#### Text extract
— begin —
Adelaide Clemens and Benedict Cumberbatch in PARADE'S END | ©2013 HBO/Nick Briggs

Adelaide Clemens and Benedict Cumberbatch in PARADE'S END | ©2013 HBO/Nick Briggs

HBO’s five-hour miniseries PARADE’S END, based on a series of four novels by Ford Madox Ford, concerns the relationship between upper-class, deeply ethical Christopher Tietjens, played by Benedict Cumberbatch, his adulterous wife, played by Rebecca Hall, and the suffragette he falls for, played by Adelaide Clemens, before, during and after WWI. Running this Tuesday through Thursday, PARADE’S END has been adapted for the screen by famed dramatist Tom Stoppard, with all episodes directed by Susanna White.

White, an Englishwoman, got her start as a director on an episode of the BLEAK HOUSE series and has subsequently gone between feature films, episodics and miniseries. She takes some time following a press session to discuss her work on PARADE’S END.

ASSIGNMENT X: How did you begin your relationship with HBO?

SUSANNA WHITE: It really was from the time that I was brought in to meet with David Simon. It was shortly after I’d made BLEAK HOUSE for the BBC, and I came in and met him in London and we had a very similar take on the material, we both saw GENERATION KILL as a big road movie, and what always matters to me is that action should come out of character. And so that was the start to my relationship with HBO, and since then, I’ve gone on and done an episode of BOARDWALK EMPIRE and now this, and I have to say, they are the best people in the world to work with [laughs].

AX: Was the popularity of DOWNTON ABBEY – also a British WWI-era drama – any kind of a factor in PARADE’S END being greenlit?

WHITE: We came before DOWNTON, actually. PARADE’S END was commissioned ahead of DOWNTON, so it actually had no impact on us at all, I can truthfully say. It’s obviously the same time period and an upper-class world – less maybe of an UPSTAIRS, DOWNSTAIRS world than DOWNTON is. Ours is very much coming from the standpoint of being an adaptation of this big series of novels about Edwardian England, so we’re coming from a slightly different place as DOWNTON. I would describe it as DOWNTON ABBEY meets THE WIRE [laughs]. It’s [adapted] by Tom Stoppard and it challenges the audience in a very positive way, I think.

AX: There are a lot of battle scenes in PARADE’S END. Do you feel resistance to women directing action has lessened? Has the climate changed?
— end —
Spatial annotation rows:
— begin —
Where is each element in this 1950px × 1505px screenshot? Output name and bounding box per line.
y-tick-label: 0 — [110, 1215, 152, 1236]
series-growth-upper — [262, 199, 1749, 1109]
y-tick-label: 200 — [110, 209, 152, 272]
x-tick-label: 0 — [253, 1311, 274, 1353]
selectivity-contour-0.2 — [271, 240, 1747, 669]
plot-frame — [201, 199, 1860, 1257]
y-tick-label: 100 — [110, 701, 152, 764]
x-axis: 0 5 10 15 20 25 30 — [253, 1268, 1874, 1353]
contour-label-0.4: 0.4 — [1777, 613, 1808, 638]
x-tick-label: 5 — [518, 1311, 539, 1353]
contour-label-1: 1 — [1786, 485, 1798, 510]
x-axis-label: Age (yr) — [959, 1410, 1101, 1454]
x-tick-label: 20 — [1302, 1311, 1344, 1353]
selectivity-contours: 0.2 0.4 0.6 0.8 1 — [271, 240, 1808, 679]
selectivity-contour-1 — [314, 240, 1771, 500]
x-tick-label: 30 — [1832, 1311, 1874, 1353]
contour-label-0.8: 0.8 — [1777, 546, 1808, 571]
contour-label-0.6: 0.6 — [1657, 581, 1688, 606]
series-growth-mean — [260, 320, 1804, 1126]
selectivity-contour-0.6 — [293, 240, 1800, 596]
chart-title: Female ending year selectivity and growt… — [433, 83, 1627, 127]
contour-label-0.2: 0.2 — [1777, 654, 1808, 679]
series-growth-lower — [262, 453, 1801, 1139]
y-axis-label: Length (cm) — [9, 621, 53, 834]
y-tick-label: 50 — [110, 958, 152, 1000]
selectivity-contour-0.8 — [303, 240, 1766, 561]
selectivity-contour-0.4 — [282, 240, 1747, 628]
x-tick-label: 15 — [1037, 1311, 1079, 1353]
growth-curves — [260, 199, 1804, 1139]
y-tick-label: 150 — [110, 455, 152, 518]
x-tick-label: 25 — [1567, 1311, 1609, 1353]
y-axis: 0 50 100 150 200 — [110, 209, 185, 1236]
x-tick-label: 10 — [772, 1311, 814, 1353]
— end —
#### What you will do
Copy out the passage of the Parade's End interview starting with "WHITE: We came" and going on through "the climate changed?", changing "Edwardian England" to "pre-war England".

#### Written reply
WHITE: We came before DOWNTON, actually. PARADE’S END was commissioned ahead of DOWNTON, so it actually had no impact on us at all, I can truthfully say. It’s obviously the same time period and an upper-class world – less maybe of an UPSTAIRS, DOWNSTAIRS world than DOWNTON is. Ours is very much coming from the standpoint of being an adaptation of this big series of novels about pre-war England, so we’re coming from a slightly different place as DOWNTON. I would describe it as DOWNTON ABBEY meets THE WIRE [laughs]. It’s [adapted] by Tom Stoppard and it challenges the audience in a very positive way, I think.

AX: There are a lot of battle scenes in PARADE’S END. Do you feel resistance to women directing action has lessened? Has the climate changed?